*SUPPLIED ENTRIES*.
□ □ □ □ □ □ □
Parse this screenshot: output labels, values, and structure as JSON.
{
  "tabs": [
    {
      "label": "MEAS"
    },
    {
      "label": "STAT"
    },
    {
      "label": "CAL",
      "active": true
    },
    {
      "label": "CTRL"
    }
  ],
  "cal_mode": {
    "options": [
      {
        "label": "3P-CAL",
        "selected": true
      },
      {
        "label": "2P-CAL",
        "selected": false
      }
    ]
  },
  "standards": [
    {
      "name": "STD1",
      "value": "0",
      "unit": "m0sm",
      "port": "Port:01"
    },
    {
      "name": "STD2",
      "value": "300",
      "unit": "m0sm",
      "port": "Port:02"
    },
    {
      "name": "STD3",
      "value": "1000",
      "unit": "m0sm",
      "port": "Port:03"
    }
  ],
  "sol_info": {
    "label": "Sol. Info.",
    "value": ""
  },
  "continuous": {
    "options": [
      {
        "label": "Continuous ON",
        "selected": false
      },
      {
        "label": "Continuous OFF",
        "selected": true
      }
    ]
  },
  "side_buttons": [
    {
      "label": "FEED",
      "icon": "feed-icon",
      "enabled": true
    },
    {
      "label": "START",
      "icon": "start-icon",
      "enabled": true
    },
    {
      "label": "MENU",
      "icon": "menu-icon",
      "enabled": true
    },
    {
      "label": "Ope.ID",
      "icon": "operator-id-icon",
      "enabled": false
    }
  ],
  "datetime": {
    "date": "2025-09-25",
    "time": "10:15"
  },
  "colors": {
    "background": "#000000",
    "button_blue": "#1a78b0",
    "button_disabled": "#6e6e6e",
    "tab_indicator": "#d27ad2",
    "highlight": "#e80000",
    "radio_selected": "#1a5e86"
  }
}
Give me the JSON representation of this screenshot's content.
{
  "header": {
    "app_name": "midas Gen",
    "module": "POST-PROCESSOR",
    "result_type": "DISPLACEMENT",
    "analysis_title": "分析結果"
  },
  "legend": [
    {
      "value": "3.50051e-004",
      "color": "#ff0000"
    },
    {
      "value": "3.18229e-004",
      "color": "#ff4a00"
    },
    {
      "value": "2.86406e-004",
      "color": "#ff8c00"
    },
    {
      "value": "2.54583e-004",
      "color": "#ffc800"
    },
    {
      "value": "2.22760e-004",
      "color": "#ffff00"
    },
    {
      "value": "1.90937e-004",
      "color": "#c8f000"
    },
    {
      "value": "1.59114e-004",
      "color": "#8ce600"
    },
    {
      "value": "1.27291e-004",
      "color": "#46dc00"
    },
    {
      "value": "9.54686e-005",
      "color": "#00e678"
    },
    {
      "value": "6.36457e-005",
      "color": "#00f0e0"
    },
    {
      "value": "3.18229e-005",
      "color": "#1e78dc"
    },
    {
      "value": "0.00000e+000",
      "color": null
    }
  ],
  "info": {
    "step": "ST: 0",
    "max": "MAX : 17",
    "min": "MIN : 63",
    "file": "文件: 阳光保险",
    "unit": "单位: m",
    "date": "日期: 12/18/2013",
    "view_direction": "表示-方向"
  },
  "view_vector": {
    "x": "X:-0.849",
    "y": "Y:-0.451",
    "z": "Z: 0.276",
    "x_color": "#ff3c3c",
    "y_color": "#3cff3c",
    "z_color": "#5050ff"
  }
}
□ □ □ □ □ □ □
*STATED TASK*. Give the count of lines in the listing above that include "icon", with no other words.

*RESPONSE BELOW*. 4